**Consigne:** Pouvez-vous reprendre le récit des annales religieuses de Comines sur les invasions barbares à l'endroit où il s'interrompt, puis le poursuivre ?

**Extrait source:**
________________________

Annales religieuses de la ville de Comines/02

César-Henri Derveaux 
Annales religieuses de la ville de Comines (Annales religieuses de la ville de Comines, 1856)
Traduction par C-H. Derveaux.
(p. 22-31).


CHAPITRE II.

Invasion des peuples barbares. — Dévastation des Francs. — Conversion de Clovis. — Saint Eloi ; il vient à Comines lever de terre les ossements de saint Chrysole. — Institutions monastiques, leur influence sur la civilisation du pays.


Après la mort de Constantin, l’affaiblissement graduel des Romains permit aux nations de la Germanie et du Nord, de franchir les limites qui leur avaient été imposées.

Vers l’an 406, une horde redoutable, composée en grande partie de Vandales, se précipita comme un torrent sur le territoire de la Belgique ; Tournai et ses environs furent dévastés et pillés.

L’an 445, Clodion, roi des Francs prend Tournai, ruine et désole tout le pays. On voit dans Balderic quels désordres affreux furent alors commis par les Francs dans ces contrées. « La rage de ces païens obligeait les fidèles à fuir dans de sombres retraites pour assister aux saints mystères. Et quand les barbares parvenaient à en rencontrer quelques-uns, ils les frappaient de verges ou les immolaient par le glaive. La plupart, réfugiés dans des caveaux ou conduits souterrains, y périssaient étouffés. Ainsi, plus de prêtres, plus de sacrifices ; les traces du culte divin disparaissaient partout. Les uns étaient précipités du haut des ruines chancelantes, les autres dévorés par ta flamme des incendies. Quelques-uns néanmoins, survivant et persévérant, se fortifiaient dans le devoir par de mutuelles exhortations, afin de ne pas défaillir au moment suprême. En surmontant la nature pour obéir à la religion, il leur était doux de songer que du moins, ils auraient une sépulture au sein de la patrie. Qu’avons-nous besoin, s’écriaient-ils, de survivre à notre religion sainte ? ne vaut-il pas mieux mourir en même temps qu’elle ? Quiconque, cédant à la crainte, abandonnait sa foi, était réputé sacrilège. Celui qui avait le courage d’accomplir son sacrifice, était proclamé vainqueur et triomphant. On voyait tomber au pied de l’autel les prêtres revêtus de leurs insignes, et, parmi les cadavres épars çà et là sur le sol, on les reconnaissait à leurs ornements sacerdotaux. Mais ce n’était pas contre le prêtre seul que s’acharnait cette fureur impie ; le peuple entier était voué au carnage. On violait à la fois les lois de Dieu et les lois de l’humanité… Le sang répandu dans les églises y restait stagnant. Personne ne se présentait pour relever les morts et leur donner la sépulture. Terres des Gaules, tu expiais ainsi ton antique férocité [1]. »

________________________

(Données sources)
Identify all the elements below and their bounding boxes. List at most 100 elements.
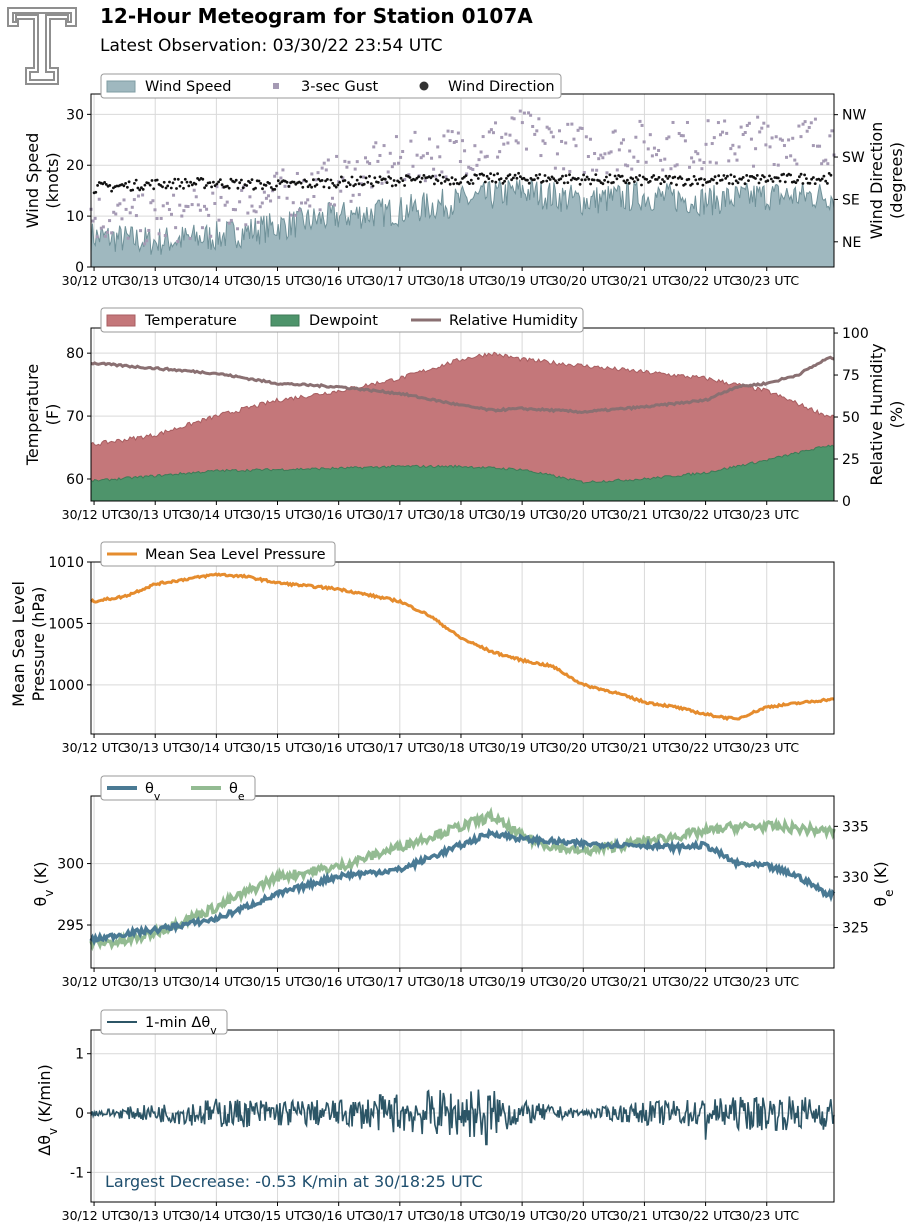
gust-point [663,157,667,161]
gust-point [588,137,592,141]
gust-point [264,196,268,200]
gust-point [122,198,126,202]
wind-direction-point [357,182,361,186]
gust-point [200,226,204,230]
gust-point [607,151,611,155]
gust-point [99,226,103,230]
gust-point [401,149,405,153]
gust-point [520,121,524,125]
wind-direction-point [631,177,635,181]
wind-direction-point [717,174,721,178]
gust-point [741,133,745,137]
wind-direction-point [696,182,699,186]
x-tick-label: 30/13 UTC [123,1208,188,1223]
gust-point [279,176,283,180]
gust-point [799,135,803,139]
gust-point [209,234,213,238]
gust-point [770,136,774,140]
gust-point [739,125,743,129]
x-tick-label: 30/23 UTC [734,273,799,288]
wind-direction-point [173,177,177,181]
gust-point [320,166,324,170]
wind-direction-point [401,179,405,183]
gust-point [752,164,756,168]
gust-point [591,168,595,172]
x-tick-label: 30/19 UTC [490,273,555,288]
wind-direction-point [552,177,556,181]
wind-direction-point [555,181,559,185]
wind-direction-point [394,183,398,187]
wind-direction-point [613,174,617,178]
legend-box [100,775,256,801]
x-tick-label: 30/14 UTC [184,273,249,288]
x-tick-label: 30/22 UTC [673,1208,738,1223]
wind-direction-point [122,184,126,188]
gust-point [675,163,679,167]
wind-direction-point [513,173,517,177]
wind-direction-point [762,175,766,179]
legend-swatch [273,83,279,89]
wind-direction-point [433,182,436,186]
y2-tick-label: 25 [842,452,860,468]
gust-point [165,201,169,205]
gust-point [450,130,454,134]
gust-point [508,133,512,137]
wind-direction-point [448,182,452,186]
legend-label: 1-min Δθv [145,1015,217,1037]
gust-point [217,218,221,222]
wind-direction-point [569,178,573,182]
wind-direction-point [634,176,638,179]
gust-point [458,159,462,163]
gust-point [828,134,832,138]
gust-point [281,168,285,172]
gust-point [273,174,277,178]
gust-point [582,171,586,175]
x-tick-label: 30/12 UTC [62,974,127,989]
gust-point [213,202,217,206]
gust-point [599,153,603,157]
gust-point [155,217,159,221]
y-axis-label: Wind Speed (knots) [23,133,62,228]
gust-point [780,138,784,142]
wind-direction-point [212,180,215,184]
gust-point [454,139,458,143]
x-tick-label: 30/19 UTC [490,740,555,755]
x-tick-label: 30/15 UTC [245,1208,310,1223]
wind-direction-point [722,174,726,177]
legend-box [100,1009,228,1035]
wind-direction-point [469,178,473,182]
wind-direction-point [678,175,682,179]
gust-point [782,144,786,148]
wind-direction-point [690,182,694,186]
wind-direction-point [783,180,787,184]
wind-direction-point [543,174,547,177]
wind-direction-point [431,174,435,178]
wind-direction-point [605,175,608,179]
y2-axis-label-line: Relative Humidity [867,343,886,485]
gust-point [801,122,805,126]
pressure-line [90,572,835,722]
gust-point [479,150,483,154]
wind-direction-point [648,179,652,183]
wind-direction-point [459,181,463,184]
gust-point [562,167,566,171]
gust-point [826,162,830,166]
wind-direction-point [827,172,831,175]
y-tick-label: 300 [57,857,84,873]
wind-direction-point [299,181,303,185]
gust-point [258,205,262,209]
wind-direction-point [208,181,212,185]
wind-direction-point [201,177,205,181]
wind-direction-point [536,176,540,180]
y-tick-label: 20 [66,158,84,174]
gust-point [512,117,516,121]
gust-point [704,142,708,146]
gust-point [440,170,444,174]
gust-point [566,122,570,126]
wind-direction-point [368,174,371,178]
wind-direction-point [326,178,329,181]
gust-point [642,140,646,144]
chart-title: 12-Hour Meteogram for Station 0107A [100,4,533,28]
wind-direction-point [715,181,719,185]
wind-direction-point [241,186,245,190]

________________________

**Réponse:**
Après les Francs vinrent les Huns, au nombre de six cent mille, ayant à leur tête Attila qui se faisait appeler le fléau de Dieu. Le pays fut brûlé et ruiné ; la destruction était universelle.

Les épouvantables invasions de peuples barbares mirent obstacle aux travaux apostoliques, heureusement qu’elles furent de courte durée.

Dès l’an 484, le pape Félix III créa saint Eleuthère, évêque de Tournai. Comines, qui se trouvait sous sa juridiction, l’entendit plus d’une fois annoncer les vérités du salut.

La conversion de Clovis, après la victoire de Tolbiac, qu’il remporta, avec le secours de Dieu, sur les Allemands eut des résultats immenses. Baptisé avec trois mille des siens, ce premier roi chrétien des Francs entraîne bientôt la nation toute entière. Sous son gouvernement, l’action génératrice de la religion s’étendit de plus en plus [2]. « Voici comment M. Le Glay expose l’histoire religieuse de cette époque. Lorsque, vers la fin du Ve siècle, Clovis succéda à son père Childéric, les Francs occupaient le Nord des Gaules depuis cinquante ans au moins. Les Empereurs d’Occident ne leur contestant plus cette conquête. Childéric, mort paisiblement à Tournai, avait reçu une sépulture splendide. Certes, le peuple qui décore avec tant de luxe le tombeau de l’un de ses chefs, n’était pas tout à fait barbare [3]. On reconnaît dans ces magnificences funéraires, le sentiment de la dignité de l’homme, et le respect pour les dignités sociales. S’il est vrai, comme l’a remarqué un homme de génie, que ces dispositions morales du peuple Franc annonçaient et préparaient l’avènement des institutions féodales, on peut dire aussi qu’elles préparaient plus sûrement encore a et plus prochainement les esprits à l’acceptation complète du christianisme.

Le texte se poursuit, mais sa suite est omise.